## 任务要求:
• 1. 请列出关于Python爬取网站内容做静态页面转发的文章中，QuotesSpider类直接定义的全部类变量名。
• 2. 从最后一行之后接着写这篇关于Python爬取网站内容做静态页面转发的文章。

## 文档片段:
□ □ □ □ □

Python爬取网站内容做静态页面转发
前言
由于本网站部署的问题(云服务+本地部署),本地可能有多种原因失联。为了在这种情况下网站依然能被用户查看,所以将网站内容爬取后静态保存,然后利用Nginx的异常状态捕捉,当服务不可用时将URI对应的静态文件返回给浏览器。
Python爬取页面
以下使用了Python的scrapy框架,根据官网的Scrapy Tutorial提供的scrapy startproject tutorial命令可以快速构建一个爬虫项目,创建自己的爬虫文件并编写相关逻辑后执行scrapy crawl blog命令启动爬虫,爬虫文件参考如下:
from pathlib import Path
import scrapy
import logging
from typing import TYPE_CHECKING, Any, Iterable, List, Optional, Union, cast
# 命令行启动爬虫命令 scrapy crawl crawlTest
class QuotesSpider(scrapy.Spider):
# 调整以下变量
# 爬虫名
name = "crawlTest"
# 爬取开始地址
start_urls = [
"https://xxx.xxx.com",
]
# 下载域名
downloadHost = "xxx.xxx.com"
# 保存目录
saveDir = "blog"
# 已访问列表
accessedList = []
# 已下载列表
downloadedList = []
def parse(self, response):
self.log("访问pares:" + response.url)
# 添加到已访问集合
self._addAccess(response.url)
# 下载当前页面
self.download(response)
# 资源下载
# 图片下载
images = response.css("img::attr(src)")
self.log("images :" + str(images))
for item in images:
s_item = str(item)
if s_item.__contains__(self.downloadHost) and not self._isDownloaded(s_item):
yield response.follow(s_item, self.download)
# link(css)下载
links = response.css("link::attr(href)")
self.log("links :" + str(links))
for item in links:
# 移除url后的参数
s_item = self._removeParameter(str(item))
if s_item.__contains__(self.downloadHost) and not self._isDownloaded(s_item):
yield response.follow(s_item, self.download)
# script下载
scripts = response.css("script::attr(src)")
self.log("scripts :" + str(scripts))
for item in scripts:
# 移除url后的参数
s_item = self._removeParameter(str(item))
if s_item.__contains__(self.downloadHost) and not self._isDownloaded(s_item):
yield response.follow(s_item, self.download)
# 其他页面爬取
aList = response.css("a::attr(href)")
self.log("")
for a in aList:
stra = str(a)
if stra.__contains__(self.downloadHost):
if self._isAccessed(stra):
self.log("已下载过的本站地址:" + stra)
continue
self.log("可下载的本站地址:"+stra)
else:
self.log("不可下载的地址:" + stra)
continue
yield response.follow(a, self.parse)
def download(self, response):
self._download(response.url, response.body)
# filename = f"quotes-{page}.html"
# Path(filename).write_bytes(response.body)
def _download(self, url, body):
if self._isDownloadedAndSave(url):
return
# https://xxx.xxx.com/xx/xx/
url = self._switchHtml(url)
# self.log("进行页面下载流程,下载文件:"+url)
# 获取https://后的内容
paths = url.split("/")[2:]
if paths[0].__eq__(self.downloadHost):
self.log("下载页面:" + url)
else:
return
# 去除host
paths = paths[1:]
for index, name in enumerate(paths):
path = self._getMainDir() + "/" + "/".join(paths[0:index + 1])

□ □ □ □ □

## 所给材料:
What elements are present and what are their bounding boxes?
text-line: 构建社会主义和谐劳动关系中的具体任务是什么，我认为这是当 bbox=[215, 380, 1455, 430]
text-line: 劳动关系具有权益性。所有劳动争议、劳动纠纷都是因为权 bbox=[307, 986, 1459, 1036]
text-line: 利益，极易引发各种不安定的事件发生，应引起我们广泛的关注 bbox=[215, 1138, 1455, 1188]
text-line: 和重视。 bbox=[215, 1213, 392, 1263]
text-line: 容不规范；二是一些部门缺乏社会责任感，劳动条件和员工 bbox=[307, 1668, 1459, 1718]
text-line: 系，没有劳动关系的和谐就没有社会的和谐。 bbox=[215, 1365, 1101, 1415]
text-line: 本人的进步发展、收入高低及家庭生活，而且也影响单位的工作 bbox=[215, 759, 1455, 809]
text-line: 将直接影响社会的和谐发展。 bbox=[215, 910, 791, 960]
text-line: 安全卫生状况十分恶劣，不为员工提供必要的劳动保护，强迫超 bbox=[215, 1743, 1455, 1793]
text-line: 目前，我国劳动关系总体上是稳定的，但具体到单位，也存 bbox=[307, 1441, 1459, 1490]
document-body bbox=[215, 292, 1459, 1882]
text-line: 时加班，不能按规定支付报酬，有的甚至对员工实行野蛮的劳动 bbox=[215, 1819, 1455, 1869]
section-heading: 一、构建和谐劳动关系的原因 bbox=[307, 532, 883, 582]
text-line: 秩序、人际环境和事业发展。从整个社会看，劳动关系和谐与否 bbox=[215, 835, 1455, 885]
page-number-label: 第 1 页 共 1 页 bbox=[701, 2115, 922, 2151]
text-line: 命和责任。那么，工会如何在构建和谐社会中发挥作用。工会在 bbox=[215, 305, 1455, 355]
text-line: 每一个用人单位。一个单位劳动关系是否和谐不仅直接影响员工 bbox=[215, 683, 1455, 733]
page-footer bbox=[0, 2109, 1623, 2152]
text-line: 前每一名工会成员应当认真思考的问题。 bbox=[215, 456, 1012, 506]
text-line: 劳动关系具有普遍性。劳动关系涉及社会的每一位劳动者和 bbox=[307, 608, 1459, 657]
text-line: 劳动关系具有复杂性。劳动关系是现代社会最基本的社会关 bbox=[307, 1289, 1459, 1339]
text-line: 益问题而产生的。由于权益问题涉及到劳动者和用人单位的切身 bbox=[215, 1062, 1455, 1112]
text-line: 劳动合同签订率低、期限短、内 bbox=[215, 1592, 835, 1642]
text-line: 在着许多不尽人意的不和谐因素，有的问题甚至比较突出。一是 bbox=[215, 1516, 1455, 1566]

□ □ □ □ □

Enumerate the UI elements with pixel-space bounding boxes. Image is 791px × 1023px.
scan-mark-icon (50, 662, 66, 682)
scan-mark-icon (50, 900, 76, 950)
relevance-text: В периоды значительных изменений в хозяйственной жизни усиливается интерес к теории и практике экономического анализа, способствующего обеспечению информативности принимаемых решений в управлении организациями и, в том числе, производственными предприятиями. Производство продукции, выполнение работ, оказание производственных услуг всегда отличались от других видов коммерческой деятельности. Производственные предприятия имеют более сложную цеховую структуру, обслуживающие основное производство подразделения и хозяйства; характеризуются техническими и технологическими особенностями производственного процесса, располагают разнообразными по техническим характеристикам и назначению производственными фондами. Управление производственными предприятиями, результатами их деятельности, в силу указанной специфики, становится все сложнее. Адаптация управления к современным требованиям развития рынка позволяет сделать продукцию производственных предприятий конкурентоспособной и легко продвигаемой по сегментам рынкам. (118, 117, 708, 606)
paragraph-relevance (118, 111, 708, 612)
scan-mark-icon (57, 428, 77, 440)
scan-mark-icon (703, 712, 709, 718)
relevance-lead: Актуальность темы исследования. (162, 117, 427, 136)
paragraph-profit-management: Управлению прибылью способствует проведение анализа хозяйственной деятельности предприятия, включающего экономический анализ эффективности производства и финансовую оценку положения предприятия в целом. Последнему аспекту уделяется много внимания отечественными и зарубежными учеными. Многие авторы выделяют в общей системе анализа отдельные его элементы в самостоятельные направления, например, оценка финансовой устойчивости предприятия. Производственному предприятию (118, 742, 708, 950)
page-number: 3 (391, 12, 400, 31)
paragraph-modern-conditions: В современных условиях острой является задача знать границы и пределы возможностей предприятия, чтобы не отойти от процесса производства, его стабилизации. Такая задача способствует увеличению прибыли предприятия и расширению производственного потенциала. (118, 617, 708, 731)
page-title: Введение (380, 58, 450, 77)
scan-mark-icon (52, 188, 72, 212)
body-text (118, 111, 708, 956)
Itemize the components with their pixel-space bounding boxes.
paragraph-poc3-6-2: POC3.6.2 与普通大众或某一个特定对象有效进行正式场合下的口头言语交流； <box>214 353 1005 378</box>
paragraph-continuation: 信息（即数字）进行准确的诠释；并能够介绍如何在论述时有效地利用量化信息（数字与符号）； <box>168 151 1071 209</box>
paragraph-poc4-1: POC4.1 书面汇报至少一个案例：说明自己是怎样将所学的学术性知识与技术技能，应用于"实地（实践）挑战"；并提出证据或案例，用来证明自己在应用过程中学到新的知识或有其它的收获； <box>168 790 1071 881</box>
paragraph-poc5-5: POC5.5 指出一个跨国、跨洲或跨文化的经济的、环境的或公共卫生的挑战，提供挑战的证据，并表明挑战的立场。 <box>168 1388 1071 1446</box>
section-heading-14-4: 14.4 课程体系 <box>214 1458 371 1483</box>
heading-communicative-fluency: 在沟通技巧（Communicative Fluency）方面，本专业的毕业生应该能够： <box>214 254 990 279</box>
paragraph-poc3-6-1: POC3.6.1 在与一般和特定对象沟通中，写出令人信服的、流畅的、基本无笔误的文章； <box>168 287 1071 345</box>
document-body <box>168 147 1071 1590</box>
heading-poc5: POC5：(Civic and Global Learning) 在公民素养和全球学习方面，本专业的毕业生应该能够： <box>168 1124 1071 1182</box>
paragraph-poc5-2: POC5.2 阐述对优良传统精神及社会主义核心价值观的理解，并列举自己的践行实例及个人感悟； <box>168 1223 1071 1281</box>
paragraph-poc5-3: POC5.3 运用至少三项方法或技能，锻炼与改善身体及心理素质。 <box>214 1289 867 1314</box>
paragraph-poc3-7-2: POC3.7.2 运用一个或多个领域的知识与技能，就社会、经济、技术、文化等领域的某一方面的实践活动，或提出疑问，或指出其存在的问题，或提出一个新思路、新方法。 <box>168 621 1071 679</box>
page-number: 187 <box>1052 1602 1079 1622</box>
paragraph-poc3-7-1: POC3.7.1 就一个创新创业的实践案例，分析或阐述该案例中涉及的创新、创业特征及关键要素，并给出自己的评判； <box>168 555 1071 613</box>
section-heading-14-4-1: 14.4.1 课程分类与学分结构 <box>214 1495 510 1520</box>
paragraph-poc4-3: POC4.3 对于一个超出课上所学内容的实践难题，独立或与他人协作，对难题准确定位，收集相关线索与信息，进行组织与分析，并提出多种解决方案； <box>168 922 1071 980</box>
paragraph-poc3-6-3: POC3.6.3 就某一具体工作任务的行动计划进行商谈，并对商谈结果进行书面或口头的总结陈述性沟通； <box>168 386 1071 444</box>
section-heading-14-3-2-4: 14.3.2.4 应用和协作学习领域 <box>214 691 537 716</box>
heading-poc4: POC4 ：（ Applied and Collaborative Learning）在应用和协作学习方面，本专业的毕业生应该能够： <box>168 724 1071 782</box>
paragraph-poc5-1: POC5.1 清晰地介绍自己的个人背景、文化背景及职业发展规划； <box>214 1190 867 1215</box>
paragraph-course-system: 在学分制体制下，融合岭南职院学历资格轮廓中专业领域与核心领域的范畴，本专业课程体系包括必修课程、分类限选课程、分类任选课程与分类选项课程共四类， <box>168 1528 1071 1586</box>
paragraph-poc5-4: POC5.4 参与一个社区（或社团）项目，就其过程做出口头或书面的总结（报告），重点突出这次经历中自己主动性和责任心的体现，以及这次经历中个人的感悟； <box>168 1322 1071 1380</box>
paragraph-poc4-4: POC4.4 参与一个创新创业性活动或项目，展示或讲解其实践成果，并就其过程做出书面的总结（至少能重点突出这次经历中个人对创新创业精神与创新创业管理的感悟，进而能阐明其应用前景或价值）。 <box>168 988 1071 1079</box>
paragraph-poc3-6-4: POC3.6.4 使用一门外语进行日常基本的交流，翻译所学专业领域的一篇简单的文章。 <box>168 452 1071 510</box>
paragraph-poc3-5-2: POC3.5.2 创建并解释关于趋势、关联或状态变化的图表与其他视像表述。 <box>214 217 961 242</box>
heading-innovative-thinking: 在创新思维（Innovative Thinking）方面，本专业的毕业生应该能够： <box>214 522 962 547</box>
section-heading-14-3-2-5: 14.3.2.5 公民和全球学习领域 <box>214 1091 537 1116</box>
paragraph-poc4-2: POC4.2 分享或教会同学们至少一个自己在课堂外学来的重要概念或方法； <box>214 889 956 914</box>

□ □ □ □ □

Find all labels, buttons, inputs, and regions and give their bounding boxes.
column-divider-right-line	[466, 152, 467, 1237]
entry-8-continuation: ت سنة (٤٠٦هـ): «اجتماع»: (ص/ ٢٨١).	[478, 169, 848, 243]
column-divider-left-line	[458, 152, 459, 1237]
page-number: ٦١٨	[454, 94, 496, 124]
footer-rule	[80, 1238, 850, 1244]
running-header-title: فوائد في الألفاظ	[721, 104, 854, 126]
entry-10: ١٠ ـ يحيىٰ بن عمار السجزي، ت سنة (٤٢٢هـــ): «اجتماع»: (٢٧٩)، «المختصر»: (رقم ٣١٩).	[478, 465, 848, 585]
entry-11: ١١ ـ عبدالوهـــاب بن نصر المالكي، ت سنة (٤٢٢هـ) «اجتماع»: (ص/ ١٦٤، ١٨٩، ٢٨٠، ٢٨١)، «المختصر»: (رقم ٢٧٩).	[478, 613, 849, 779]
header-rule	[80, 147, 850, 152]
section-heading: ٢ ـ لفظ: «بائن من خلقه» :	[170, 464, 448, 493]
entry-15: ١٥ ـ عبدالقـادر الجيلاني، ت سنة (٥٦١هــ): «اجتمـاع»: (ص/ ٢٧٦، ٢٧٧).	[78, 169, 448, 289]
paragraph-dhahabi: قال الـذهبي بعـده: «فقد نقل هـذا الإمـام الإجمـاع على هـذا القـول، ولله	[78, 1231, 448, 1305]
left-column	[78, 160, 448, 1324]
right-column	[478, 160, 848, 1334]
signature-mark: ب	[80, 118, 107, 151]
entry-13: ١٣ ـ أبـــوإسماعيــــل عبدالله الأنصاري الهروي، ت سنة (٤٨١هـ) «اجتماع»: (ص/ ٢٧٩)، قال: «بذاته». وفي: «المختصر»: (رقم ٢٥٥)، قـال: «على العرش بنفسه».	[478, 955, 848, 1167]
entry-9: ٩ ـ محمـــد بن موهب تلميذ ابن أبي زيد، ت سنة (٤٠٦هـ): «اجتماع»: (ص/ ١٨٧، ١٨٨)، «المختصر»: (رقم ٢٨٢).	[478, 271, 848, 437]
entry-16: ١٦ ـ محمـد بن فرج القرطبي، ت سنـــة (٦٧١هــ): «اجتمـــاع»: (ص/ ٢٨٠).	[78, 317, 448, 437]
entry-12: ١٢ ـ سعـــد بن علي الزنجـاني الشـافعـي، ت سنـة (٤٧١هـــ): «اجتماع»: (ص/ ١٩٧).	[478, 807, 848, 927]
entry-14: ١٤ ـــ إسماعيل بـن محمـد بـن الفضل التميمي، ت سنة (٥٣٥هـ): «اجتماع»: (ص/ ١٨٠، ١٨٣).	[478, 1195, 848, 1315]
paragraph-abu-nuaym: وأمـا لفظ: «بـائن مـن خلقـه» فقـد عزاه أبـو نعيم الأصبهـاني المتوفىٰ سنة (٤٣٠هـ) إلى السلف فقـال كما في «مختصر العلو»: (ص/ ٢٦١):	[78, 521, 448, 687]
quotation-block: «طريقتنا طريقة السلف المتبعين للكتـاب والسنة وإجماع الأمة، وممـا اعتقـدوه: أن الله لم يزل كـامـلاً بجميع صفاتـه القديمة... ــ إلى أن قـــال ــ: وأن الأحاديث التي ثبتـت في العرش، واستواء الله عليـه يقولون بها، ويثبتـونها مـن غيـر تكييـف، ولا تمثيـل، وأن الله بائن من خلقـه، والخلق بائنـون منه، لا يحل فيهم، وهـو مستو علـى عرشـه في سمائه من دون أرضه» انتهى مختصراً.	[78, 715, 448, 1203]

□ □ □ □ □

## 逐题解答:
• 1. name、start_urls、downloadHost、saveDir、accessedList、downloadedList

• 2.
file = Path(path)
if name.__eq__(paths[-1]):
# self.log("file:" + name)
# if file.exists():
# self.log("warn: file exists " + path)
# continue
file.write_bytes(body)
else:
# self.log("dir:" + name)
if file.exists():
continue
file.mkdir()
def _getMainDir(self):
dir = Path(self.saveDir)
if not dir.exists():
dir.mkdir()
return self.saveDir
def _switchHtml(self, url):
# /与host结尾则为页面
if url.endswith("/"):
url = url + "index.html"
elif url.endswith(self.downloadHost):
url = url + "/index.html"
return url
def _isDownloaded(self, url):
if url in self.downloadedList:
return True
return False
def _isDownloadedAndSave(self, url):
if self._isDownloaded(url):
return True
self.downloadedList.append(url)
return False
def _isAccessed(self, url):
if url in self.accessedList:
return True
return False
def _addAccess(self, url):
if not self._isAccessed(url):
self.accessedList.append(url)
def _removeParameter(self, url):
return url.split("?")[0]
def log(self, message: Any, level: int = logging.DEBUG, **kw: Any) -> None:
print(message)
if __name__ == '__main__':
q = QuotesSpider();
# q._download(q.downloadHost, b"aa")
# print(q._isDownloadedAndSave(q.downloadHost))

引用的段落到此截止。